## What needs to be done
Skip the pictures. Reproduce all other material exactly.

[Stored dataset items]

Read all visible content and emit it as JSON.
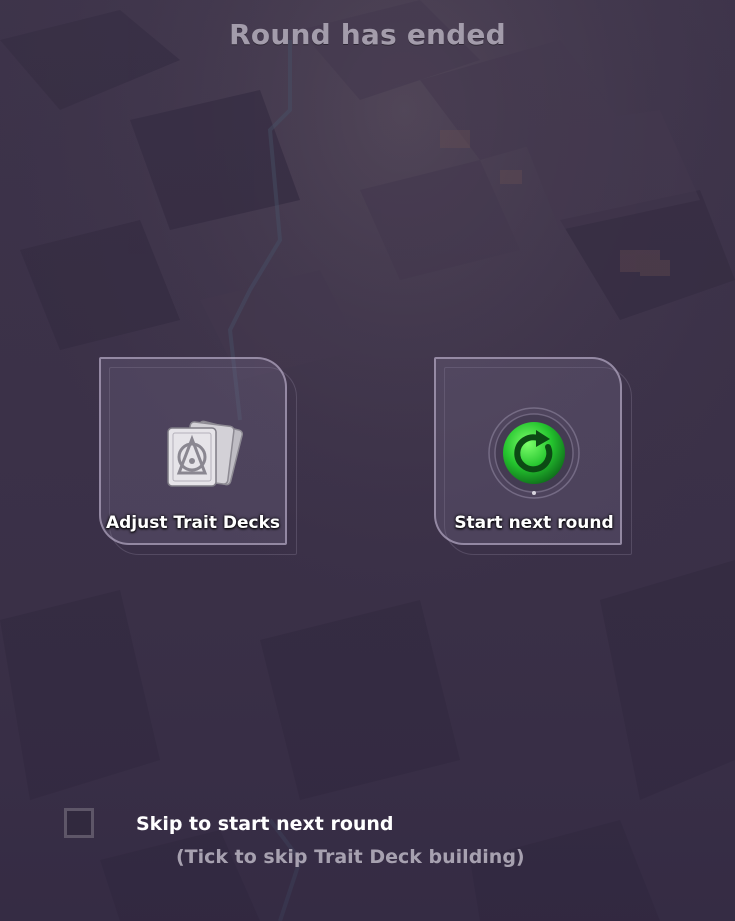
{
  "screen": {
    "title": "Round has ended"
  },
  "options": [
    {
      "label": "Adjust Trait Decks",
      "icon": "trait-deck-cards-icon"
    },
    {
      "label": "Start next round",
      "icon": "restart-round-icon"
    }
  ],
  "skip": {
    "checked": false,
    "label": "Skip to start next round",
    "hint": "(Tick to skip Trait Deck building)"
  },
  "colors": {
    "background": "#3b3148",
    "title": "#a39cab",
    "hint": "#a7a1b0",
    "accent_green": "#2fd43a"
  }
}
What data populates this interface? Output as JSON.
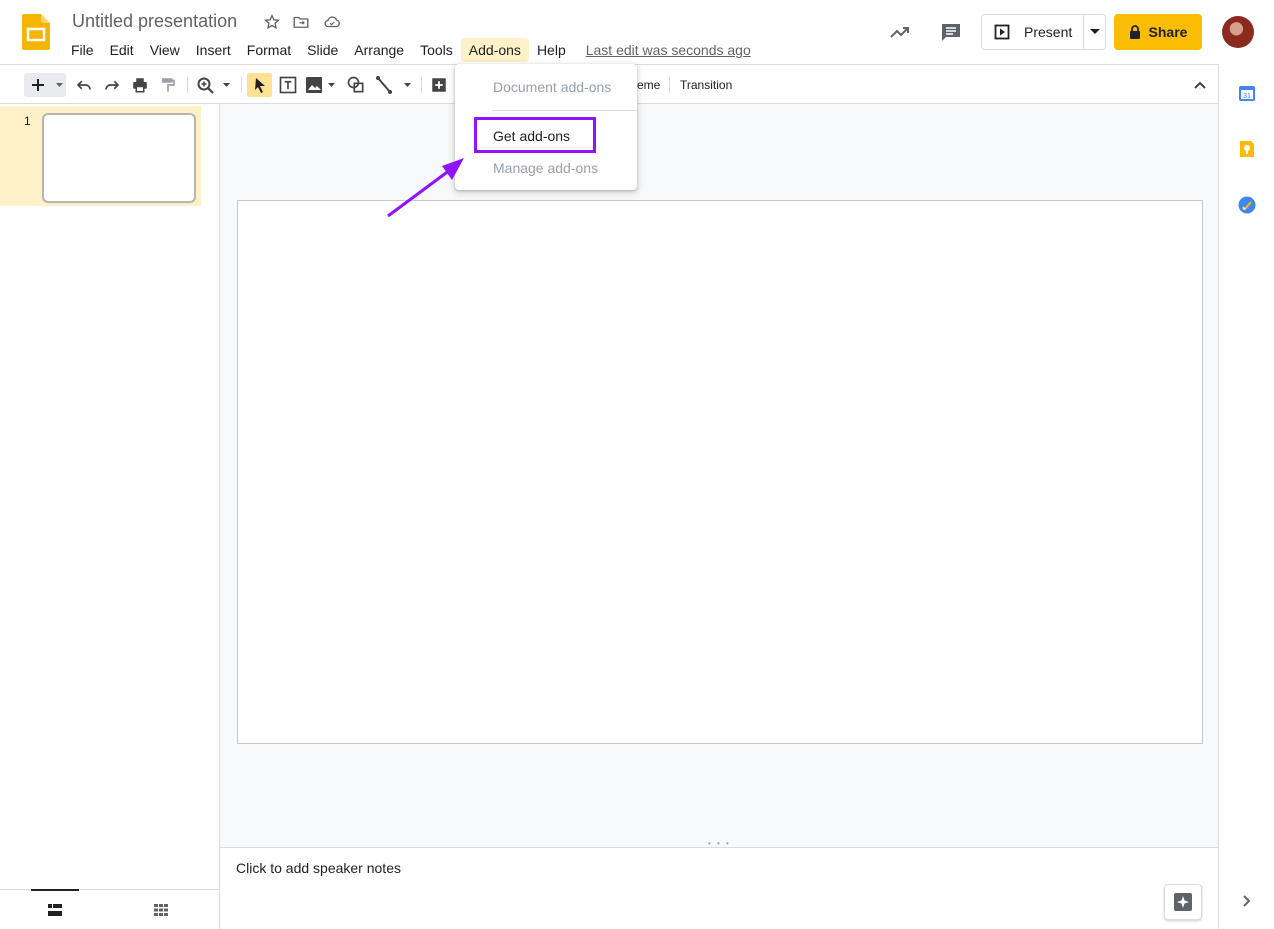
{
  "header": {
    "title": "Untitled presentation",
    "menus": [
      "File",
      "Edit",
      "View",
      "Insert",
      "Format",
      "Slide",
      "Arrange",
      "Tools",
      "Add-ons",
      "Help"
    ],
    "active_menu": "Add-ons",
    "last_edit": "Last edit was seconds ago",
    "present_label": "Present",
    "share_label": "Share"
  },
  "toolbar": {
    "theme_partial": "eme",
    "transition_label": "Transition"
  },
  "addons_menu": {
    "document_addons": "Document add-ons",
    "get_addons": "Get add-ons",
    "manage_addons": "Manage add-ons"
  },
  "filmstrip": {
    "slide_numbers": [
      "1"
    ]
  },
  "notes": {
    "placeholder": "Click to add speaker notes"
  },
  "side_panel": {
    "calendar_day": "31"
  },
  "colors": {
    "accent_yellow": "#fbbc04",
    "annotation_purple": "#9013fe",
    "active_menu_bg": "#fef0c7"
  },
  "icons": [
    "slides-logo-icon",
    "star-icon",
    "move-folder-icon",
    "cloud-saved-icon",
    "activity-trend-icon",
    "comments-icon",
    "present-icon",
    "lock-icon",
    "plus-icon",
    "undo-icon",
    "redo-icon",
    "print-icon",
    "paint-format-icon",
    "zoom-icon",
    "cursor-icon",
    "text-box-icon",
    "image-icon",
    "shape-icon",
    "line-icon",
    "add-comment-icon",
    "chevron-up-icon",
    "calendar-icon",
    "keep-icon",
    "tasks-icon",
    "filmstrip-view-icon",
    "grid-view-icon",
    "explore-icon",
    "chevron-right-icon"
  ]
}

## In response
Read all visible content and emit it as JSON.
{
  "screen": {
    "title": "Round has ended"
  },
  "options": [
    {
      "label": "Adjust Trait Decks",
      "icon": "trait-deck-cards-icon"
    },
    {
      "label": "Start next round",
      "icon": "restart-round-icon"
    }
  ],
  "skip": {
    "checked": false,
    "label": "Skip to start next round",
    "hint": "(Tick to skip Trait Deck building)"
  },
  "colors": {
    "background": "#3b3148",
    "title": "#a39cab",
    "hint": "#a7a1b0",
    "accent_green": "#2fd43a"
  }
}
What data populates this interface? Output as JSON.
{
  "header": {
    "title": "Untitled presentation",
    "menus": [
      "File",
      "Edit",
      "View",
      "Insert",
      "Format",
      "Slide",
      "Arrange",
      "Tools",
      "Add-ons",
      "Help"
    ],
    "active_menu": "Add-ons",
    "last_edit": "Last edit was seconds ago",
    "present_label": "Present",
    "share_label": "Share"
  },
  "toolbar": {
    "theme_partial": "eme",
    "transition_label": "Transition"
  },
  "addons_menu": {
    "document_addons": "Document add-ons",
    "get_addons": "Get add-ons",
    "manage_addons": "Manage add-ons"
  },
  "filmstrip": {
    "slide_numbers": [
      "1"
    ]
  },
  "notes": {
    "placeholder": "Click to add speaker notes"
  },
  "side_panel": {
    "calendar_day": "31"
  },
  "colors": {
    "accent_yellow": "#fbbc04",
    "annotation_purple": "#9013fe",
    "active_menu_bg": "#fef0c7"
  },
  "icons": [
    "slides-logo-icon",
    "star-icon",
    "move-folder-icon",
    "cloud-saved-icon",
    "activity-trend-icon",
    "comments-icon",
    "present-icon",
    "lock-icon",
    "plus-icon",
    "undo-icon",
    "redo-icon",
    "print-icon",
    "paint-format-icon",
    "zoom-icon",
    "cursor-icon",
    "text-box-icon",
    "image-icon",
    "shape-icon",
    "line-icon",
    "add-comment-icon",
    "chevron-up-icon",
    "calendar-icon",
    "keep-icon",
    "tasks-icon",
    "filmstrip-view-icon",
    "grid-view-icon",
    "explore-icon",
    "chevron-right-icon"
  ]
}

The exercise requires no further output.